* **Data records**
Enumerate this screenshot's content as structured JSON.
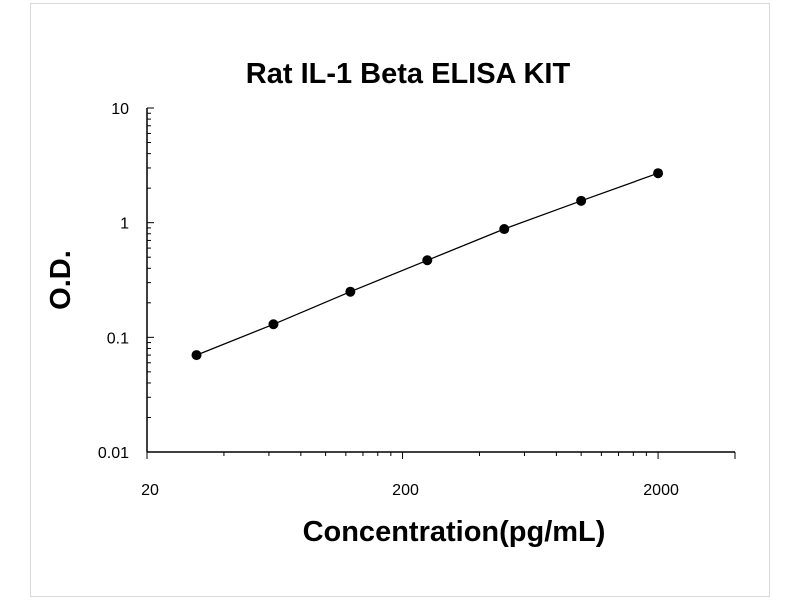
{
  "chart_data": {
    "type": "scatter",
    "title": "Rat IL-1 Beta ELISA KIT",
    "xlabel": "Concentration(pg/mL)",
    "ylabel": "O.D.",
    "xscale": "log",
    "yscale": "log",
    "xlim": [
      20,
      4000
    ],
    "ylim": [
      0.01,
      10
    ],
    "xticks": [
      {
        "value": 20,
        "label": "20"
      },
      {
        "value": 200,
        "label": "200"
      },
      {
        "value": 2000,
        "label": "2000"
      }
    ],
    "yticks": [
      {
        "value": 10,
        "label": "10"
      },
      {
        "value": 1,
        "label": "1"
      },
      {
        "value": 0.1,
        "label": "0.1"
      },
      {
        "value": 0.01,
        "label": "0.01"
      }
    ],
    "grid": false,
    "legend": "none",
    "line": true,
    "series": [
      {
        "x": [
          31.25,
          62.5,
          125,
          250,
          500,
          1000,
          2000
        ],
        "y": [
          0.07,
          0.13,
          0.25,
          0.47,
          0.88,
          1.55,
          2.7
        ]
      }
    ],
    "colors": {
      "marker": "#000000",
      "line": "#000000",
      "axis": "#000000"
    }
  }
}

* **Set problem**
In the entries above, find each line with the word "value" and copy it.

* **Right answer**
        "value": 20,
        "value": 200,
        "value": 2000,
        "value": 10,
        "value": 1,
        "value": 0.1,
        "value": 0.01,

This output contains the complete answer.